_To be done_:
Leave out the pictures and copy everything else in the entries exactly.

[BEGIN Provided material]

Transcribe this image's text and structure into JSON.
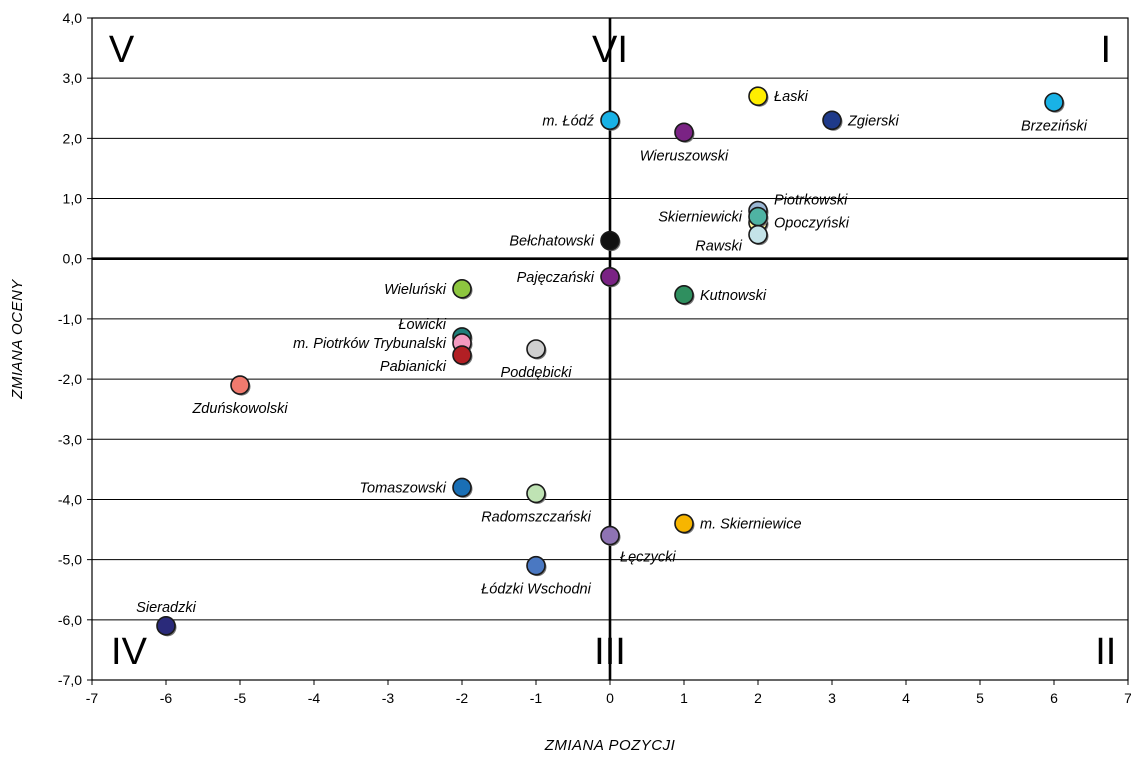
{
  "chart_data": {
    "type": "scatter",
    "xlabel": "ZMIANA POZYCJI",
    "ylabel": "ZMIANA OCENY",
    "xlim": [
      -7,
      7
    ],
    "ylim": [
      -7,
      4
    ],
    "xticks": [
      "-7",
      "-6",
      "-5",
      "-4",
      "-3",
      "-2",
      "-1",
      "0",
      "1",
      "2",
      "3",
      "4",
      "5",
      "6",
      "7"
    ],
    "yticks": [
      "4,0",
      "3,0",
      "2,0",
      "1,0",
      "0,0",
      "-1,0",
      "-2,0",
      "-3,0",
      "-4,0",
      "-5,0",
      "-6,0",
      "-7,0"
    ],
    "grid": "horizontal",
    "quadrants": [
      {
        "label": "I",
        "x": 6.7,
        "y": 3.5
      },
      {
        "label": "II",
        "x": 6.7,
        "y": -6.5
      },
      {
        "label": "III",
        "x": 0,
        "y": -6.5
      },
      {
        "label": "IV",
        "x": -6.5,
        "y": -6.5
      },
      {
        "label": "V",
        "x": -6.6,
        "y": 3.5
      },
      {
        "label": "VI",
        "x": 0,
        "y": 3.5
      }
    ],
    "points": [
      {
        "name": "Łaski",
        "x": 2,
        "y": 2.7,
        "color": "#ffee00",
        "label_pos": "right"
      },
      {
        "name": "Zgierski",
        "x": 3,
        "y": 2.3,
        "color": "#1f3a8a",
        "label_pos": "right"
      },
      {
        "name": "Brzeziński",
        "x": 6,
        "y": 2.6,
        "color": "#19b2e6",
        "label_pos": "below"
      },
      {
        "name": "m. Łódź",
        "x": 0,
        "y": 2.3,
        "color": "#19b2e6",
        "label_pos": "left"
      },
      {
        "name": "Wieruszowski",
        "x": 1,
        "y": 2.1,
        "color": "#7a2384",
        "label_pos": "below"
      },
      {
        "name": "Piotrkowski",
        "x": 2,
        "y": 0.8,
        "color": "#9bb7d4",
        "label_pos": "right-up"
      },
      {
        "name": "Opoczyński",
        "x": 2,
        "y": 0.6,
        "color": "#fff79a",
        "label_pos": "right"
      },
      {
        "name": "Skierniewicki",
        "x": 2,
        "y": 0.7,
        "color": "#4fb3a3",
        "label_pos": "left"
      },
      {
        "name": "Rawski",
        "x": 2,
        "y": 0.4,
        "color": "#c4e3e8",
        "label_pos": "left-down"
      },
      {
        "name": "Bełchatowski",
        "x": 0,
        "y": 0.3,
        "color": "#111111",
        "label_pos": "left"
      },
      {
        "name": "Pajęczański",
        "x": 0,
        "y": -0.3,
        "color": "#7a2384",
        "label_pos": "left"
      },
      {
        "name": "Kutnowski",
        "x": 1,
        "y": -0.6,
        "color": "#2f8f5f",
        "label_pos": "right"
      },
      {
        "name": "Wieluński",
        "x": -2,
        "y": -0.5,
        "color": "#8dc63f",
        "label_pos": "left"
      },
      {
        "name": "Łowicki",
        "x": -2,
        "y": -1.3,
        "color": "#1e7f7a",
        "label_pos": "left-up"
      },
      {
        "name": "m. Piotrków Trybunalski",
        "x": -2,
        "y": -1.4,
        "color": "#f39ac0",
        "label_pos": "left"
      },
      {
        "name": "Pabianicki",
        "x": -2,
        "y": -1.6,
        "color": "#b21f24",
        "label_pos": "left-down"
      },
      {
        "name": "Poddębicki",
        "x": -1,
        "y": -1.5,
        "color": "#cfcfcf",
        "label_pos": "below"
      },
      {
        "name": "Zduńskowolski",
        "x": -5,
        "y": -2.1,
        "color": "#f07a6e",
        "label_pos": "below"
      },
      {
        "name": "Tomaszowski",
        "x": -2,
        "y": -3.8,
        "color": "#1a6fb5",
        "label_pos": "left"
      },
      {
        "name": "Radomszczański",
        "x": -1,
        "y": -3.9,
        "color": "#bfe3b4",
        "label_pos": "below"
      },
      {
        "name": "m. Skierniewice",
        "x": 1,
        "y": -4.4,
        "color": "#f7b500",
        "label_pos": "right"
      },
      {
        "name": "Łęczycki",
        "x": 0,
        "y": -4.6,
        "color": "#8e73b3",
        "label_pos": "below-right"
      },
      {
        "name": "Łódzki Wschodni",
        "x": -1,
        "y": -5.1,
        "color": "#4a78c2",
        "label_pos": "below"
      },
      {
        "name": "Sieradzki",
        "x": -6,
        "y": -6.1,
        "color": "#2a2a7a",
        "label_pos": "above"
      }
    ]
  }
}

[END Provided material]

_Complete answer_:
Transcribe this image's text and structure into JSON.
{
  "chart_data": {
    "type": "scatter",
    "xlabel": "ZMIANA POZYCJI",
    "ylabel": "ZMIANA OCENY",
    "xlim": [
      -7,
      7
    ],
    "ylim": [
      -7,
      4
    ],
    "xticks": [
      "-7",
      "-6",
      "-5",
      "-4",
      "-3",
      "-2",
      "-1",
      "0",
      "1",
      "2",
      "3",
      "4",
      "5",
      "6",
      "7"
    ],
    "yticks": [
      "4,0",
      "3,0",
      "2,0",
      "1,0",
      "0,0",
      "-1,0",
      "-2,0",
      "-3,0",
      "-4,0",
      "-5,0",
      "-6,0",
      "-7,0"
    ],
    "grid": "horizontal",
    "quadrants": [
      {
        "label": "I",
        "x": 6.7,
        "y": 3.5
      },
      {
        "label": "II",
        "x": 6.7,
        "y": -6.5
      },
      {
        "label": "III",
        "x": 0,
        "y": -6.5
      },
      {
        "label": "IV",
        "x": -6.5,
        "y": -6.5
      },
      {
        "label": "V",
        "x": -6.6,
        "y": 3.5
      },
      {
        "label": "VI",
        "x": 0,
        "y": 3.5
      }
    ],
    "points": [
      {
        "name": "Łaski",
        "x": 2,
        "y": 2.7,
        "color": "#ffee00",
        "label_pos": "right"
      },
      {
        "name": "Zgierski",
        "x": 3,
        "y": 2.3,
        "color": "#1f3a8a",
        "label_pos": "right"
      },
      {
        "name": "Brzeziński",
        "x": 6,
        "y": 2.6,
        "color": "#19b2e6",
        "label_pos": "below"
      },
      {
        "name": "m. Łódź",
        "x": 0,
        "y": 2.3,
        "color": "#19b2e6",
        "label_pos": "left"
      },
      {
        "name": "Wieruszowski",
        "x": 1,
        "y": 2.1,
        "color": "#7a2384",
        "label_pos": "below"
      },
      {
        "name": "Piotrkowski",
        "x": 2,
        "y": 0.8,
        "color": "#9bb7d4",
        "label_pos": "right-up"
      },
      {
        "name": "Opoczyński",
        "x": 2,
        "y": 0.6,
        "color": "#fff79a",
        "label_pos": "right"
      },
      {
        "name": "Skierniewicki",
        "x": 2,
        "y": 0.7,
        "color": "#4fb3a3",
        "label_pos": "left"
      },
      {
        "name": "Rawski",
        "x": 2,
        "y": 0.4,
        "color": "#c4e3e8",
        "label_pos": "left-down"
      },
      {
        "name": "Bełchatowski",
        "x": 0,
        "y": 0.3,
        "color": "#111111",
        "label_pos": "left"
      },
      {
        "name": "Pajęczański",
        "x": 0,
        "y": -0.3,
        "color": "#7a2384",
        "label_pos": "left"
      },
      {
        "name": "Kutnowski",
        "x": 1,
        "y": -0.6,
        "color": "#2f8f5f",
        "label_pos": "right"
      },
      {
        "name": "Wieluński",
        "x": -2,
        "y": -0.5,
        "color": "#8dc63f",
        "label_pos": "left"
      },
      {
        "name": "Łowicki",
        "x": -2,
        "y": -1.3,
        "color": "#1e7f7a",
        "label_pos": "left-up"
      },
      {
        "name": "m. Piotrków Trybunalski",
        "x": -2,
        "y": -1.4,
        "color": "#f39ac0",
        "label_pos": "left"
      },
      {
        "name": "Pabianicki",
        "x": -2,
        "y": -1.6,
        "color": "#b21f24",
        "label_pos": "left-down"
      },
      {
        "name": "Poddębicki",
        "x": -1,
        "y": -1.5,
        "color": "#cfcfcf",
        "label_pos": "below"
      },
      {
        "name": "Zduńskowolski",
        "x": -5,
        "y": -2.1,
        "color": "#f07a6e",
        "label_pos": "below"
      },
      {
        "name": "Tomaszowski",
        "x": -2,
        "y": -3.8,
        "color": "#1a6fb5",
        "label_pos": "left"
      },
      {
        "name": "Radomszczański",
        "x": -1,
        "y": -3.9,
        "color": "#bfe3b4",
        "label_pos": "below"
      },
      {
        "name": "m. Skierniewice",
        "x": 1,
        "y": -4.4,
        "color": "#f7b500",
        "label_pos": "right"
      },
      {
        "name": "Łęczycki",
        "x": 0,
        "y": -4.6,
        "color": "#8e73b3",
        "label_pos": "below-right"
      },
      {
        "name": "Łódzki Wschodni",
        "x": -1,
        "y": -5.1,
        "color": "#4a78c2",
        "label_pos": "below"
      },
      {
        "name": "Sieradzki",
        "x": -6,
        "y": -6.1,
        "color": "#2a2a7a",
        "label_pos": "above"
      }
    ]
  }
}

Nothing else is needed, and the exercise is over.